Description of the task:
Reproduce the listing word for word. Skip any image.

==== Dataset records

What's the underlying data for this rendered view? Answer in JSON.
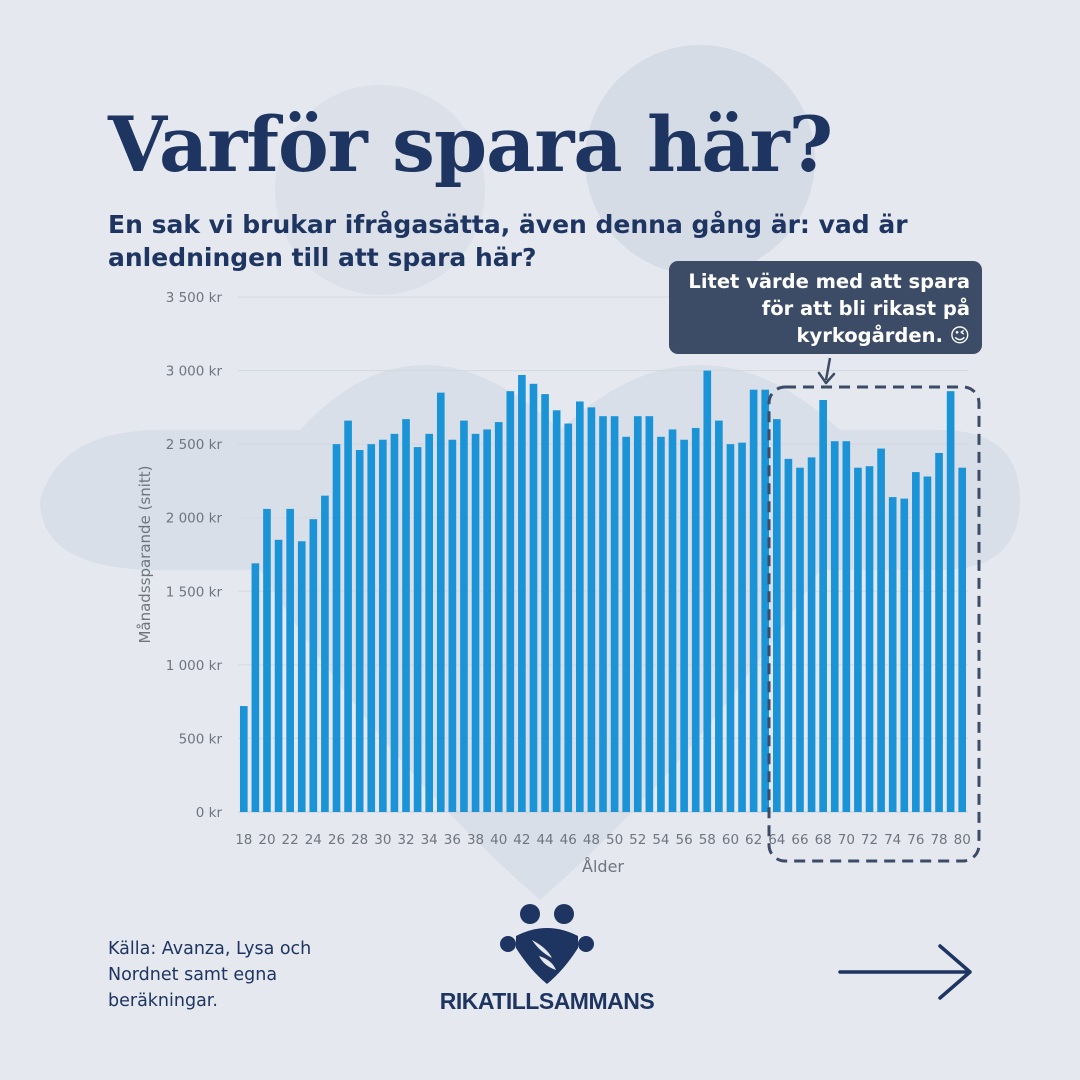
{
  "title": "Varför spara här?",
  "subtitle": "En sak vi brukar ifrågasätta, även denna gång är: vad är anledningen till att spara här?",
  "callout": "Litet värde med att spara för att bli rikast på kyrkogården. 😉",
  "source": "Källa: Avanza, Lysa och Nordnet samt egna beräkningar.",
  "brand": "RIKATILLSAMMANS",
  "colors": {
    "background": "#e5e9ef",
    "bar": "#1a94d6",
    "navy": "#1e3461",
    "callout_bg": "#3c4b66",
    "highlight_border": "#3c4b66"
  },
  "icons": {
    "logo": "two-people-heart-logo-icon",
    "next": "arrow-right-icon"
  },
  "chart_data": {
    "type": "bar",
    "xlabel": "Ålder",
    "ylabel": "Månadssparande (snitt)",
    "ylim": [
      0,
      3500
    ],
    "y_ticks": [
      0,
      500,
      1000,
      1500,
      2000,
      2500,
      3000,
      3500
    ],
    "y_tick_labels": [
      "0 kr",
      "500 kr",
      "1 000 kr",
      "1 500 kr",
      "2 000 kr",
      "2 500 kr",
      "3 000 kr",
      "3 500 kr"
    ],
    "grid": true,
    "categories": [
      18,
      19,
      20,
      21,
      22,
      23,
      24,
      25,
      26,
      27,
      28,
      29,
      30,
      31,
      32,
      33,
      34,
      35,
      36,
      37,
      38,
      39,
      40,
      41,
      42,
      43,
      44,
      45,
      46,
      47,
      48,
      49,
      50,
      51,
      52,
      53,
      54,
      55,
      56,
      57,
      58,
      59,
      60,
      61,
      62,
      63,
      64,
      65,
      66,
      67,
      68,
      69,
      70,
      71,
      72,
      73,
      74,
      75,
      76,
      77,
      78,
      79,
      80
    ],
    "x_tick_labels": [
      "18",
      "20",
      "22",
      "24",
      "26",
      "28",
      "30",
      "32",
      "34",
      "36",
      "38",
      "40",
      "42",
      "44",
      "46",
      "48",
      "50",
      "52",
      "54",
      "56",
      "58",
      "60",
      "62",
      "64",
      "66",
      "68",
      "70",
      "72",
      "74",
      "76",
      "78",
      "80"
    ],
    "values": [
      720,
      1690,
      2060,
      1850,
      2060,
      1840,
      1990,
      2150,
      2500,
      2660,
      2460,
      2500,
      2530,
      2570,
      2670,
      2480,
      2570,
      2850,
      2530,
      2660,
      2570,
      2600,
      2650,
      2860,
      2970,
      2910,
      2840,
      2730,
      2640,
      2790,
      2750,
      2690,
      2690,
      2550,
      2690,
      2690,
      2550,
      2600,
      2530,
      2610,
      3000,
      2660,
      2500,
      2510,
      2870,
      2870,
      2670,
      2400,
      2340,
      2410,
      2800,
      2520,
      2520,
      2340,
      2350,
      2470,
      2140,
      2130,
      2310,
      2280,
      2440,
      2860,
      2340
    ],
    "highlight_range": [
      64,
      80
    ]
  }
}
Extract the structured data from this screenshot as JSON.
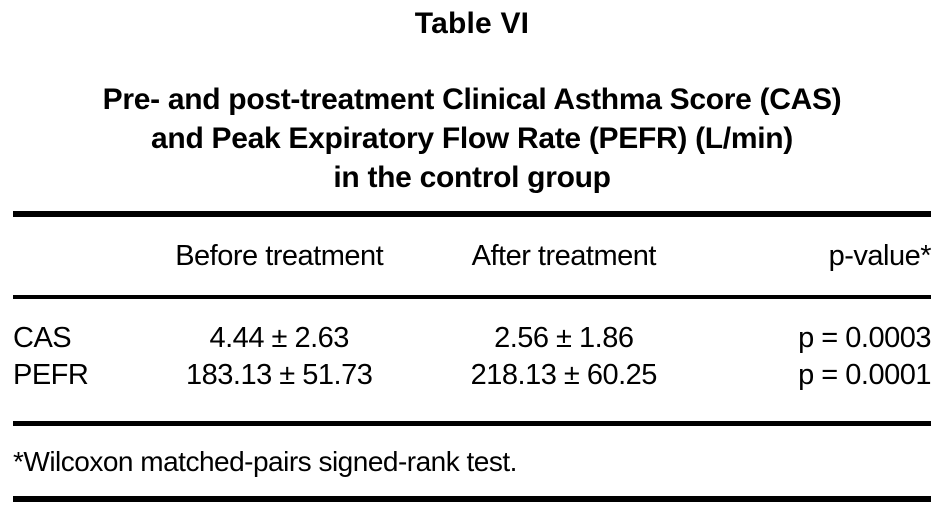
{
  "document": {
    "label": "Table VI",
    "title_lines": [
      "Pre- and post-treatment Clinical Asthma Score (CAS)",
      "and Peak Expiratory Flow Rate (PEFR) (L/min)",
      "in the control group"
    ],
    "columns": [
      "",
      "Before treatment",
      "After treatment",
      "p-value*"
    ],
    "rows": [
      {
        "name": "CAS",
        "before": "4.44 ± 2.63",
        "after": "2.56 ± 1.86",
        "p_value": "p = 0.0003"
      },
      {
        "name": "PEFR",
        "before": "183.13 ± 51.73",
        "after": "218.13 ± 60.25",
        "p_value": "p = 0.0001"
      }
    ],
    "footnote": "*Wilcoxon matched-pairs signed-rank test.",
    "colors": {
      "background": "#ffffff",
      "text": "#000000",
      "rule": "#000000"
    }
  }
}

========

Response below:
What's the underlying data for this rendered view? Answer in JSON.
{
  "title": "Varför spara här?",
  "subtitle": "En sak vi brukar ifrågasätta, även denna gång är: vad är anledningen till att spara här?",
  "callout": "Litet värde med att spara för att bli rikast på kyrkogården. 😉",
  "source": "Källa: Avanza, Lysa och Nordnet samt egna beräkningar.",
  "brand": "RIKATILLSAMMANS",
  "colors": {
    "background": "#e5e9ef",
    "bar": "#1a94d6",
    "navy": "#1e3461",
    "callout_bg": "#3c4b66",
    "highlight_border": "#3c4b66"
  },
  "icons": {
    "logo": "two-people-heart-logo-icon",
    "next": "arrow-right-icon"
  },
  "chart_data": {
    "type": "bar",
    "xlabel": "Ålder",
    "ylabel": "Månadssparande (snitt)",
    "ylim": [
      0,
      3500
    ],
    "y_ticks": [
      0,
      500,
      1000,
      1500,
      2000,
      2500,
      3000,
      3500
    ],
    "y_tick_labels": [
      "0 kr",
      "500 kr",
      "1 000 kr",
      "1 500 kr",
      "2 000 kr",
      "2 500 kr",
      "3 000 kr",
      "3 500 kr"
    ],
    "grid": true,
    "categories": [
      18,
      19,
      20,
      21,
      22,
      23,
      24,
      25,
      26,
      27,
      28,
      29,
      30,
      31,
      32,
      33,
      34,
      35,
      36,
      37,
      38,
      39,
      40,
      41,
      42,
      43,
      44,
      45,
      46,
      47,
      48,
      49,
      50,
      51,
      52,
      53,
      54,
      55,
      56,
      57,
      58,
      59,
      60,
      61,
      62,
      63,
      64,
      65,
      66,
      67,
      68,
      69,
      70,
      71,
      72,
      73,
      74,
      75,
      76,
      77,
      78,
      79,
      80
    ],
    "x_tick_labels": [
      "18",
      "20",
      "22",
      "24",
      "26",
      "28",
      "30",
      "32",
      "34",
      "36",
      "38",
      "40",
      "42",
      "44",
      "46",
      "48",
      "50",
      "52",
      "54",
      "56",
      "58",
      "60",
      "62",
      "64",
      "66",
      "68",
      "70",
      "72",
      "74",
      "76",
      "78",
      "80"
    ],
    "values": [
      720,
      1690,
      2060,
      1850,
      2060,
      1840,
      1990,
      2150,
      2500,
      2660,
      2460,
      2500,
      2530,
      2570,
      2670,
      2480,
      2570,
      2850,
      2530,
      2660,
      2570,
      2600,
      2650,
      2860,
      2970,
      2910,
      2840,
      2730,
      2640,
      2790,
      2750,
      2690,
      2690,
      2550,
      2690,
      2690,
      2550,
      2600,
      2530,
      2610,
      3000,
      2660,
      2500,
      2510,
      2870,
      2870,
      2670,
      2400,
      2340,
      2410,
      2800,
      2520,
      2520,
      2340,
      2350,
      2470,
      2140,
      2130,
      2310,
      2280,
      2440,
      2860,
      2340
    ],
    "highlight_range": [
      64,
      80
    ]
  }
}
Extract the structured data from this screenshot as JSON.
{
  "document": {
    "label": "Table VI",
    "title_lines": [
      "Pre- and post-treatment Clinical Asthma Score (CAS)",
      "and Peak Expiratory Flow Rate (PEFR) (L/min)",
      "in the control group"
    ],
    "columns": [
      "",
      "Before treatment",
      "After treatment",
      "p-value*"
    ],
    "rows": [
      {
        "name": "CAS",
        "before": "4.44 ± 2.63",
        "after": "2.56 ± 1.86",
        "p_value": "p = 0.0003"
      },
      {
        "name": "PEFR",
        "before": "183.13 ± 51.73",
        "after": "218.13 ± 60.25",
        "p_value": "p = 0.0001"
      }
    ],
    "footnote": "*Wilcoxon matched-pairs signed-rank test.",
    "colors": {
      "background": "#ffffff",
      "text": "#000000",
      "rule": "#000000"
    }
  }
}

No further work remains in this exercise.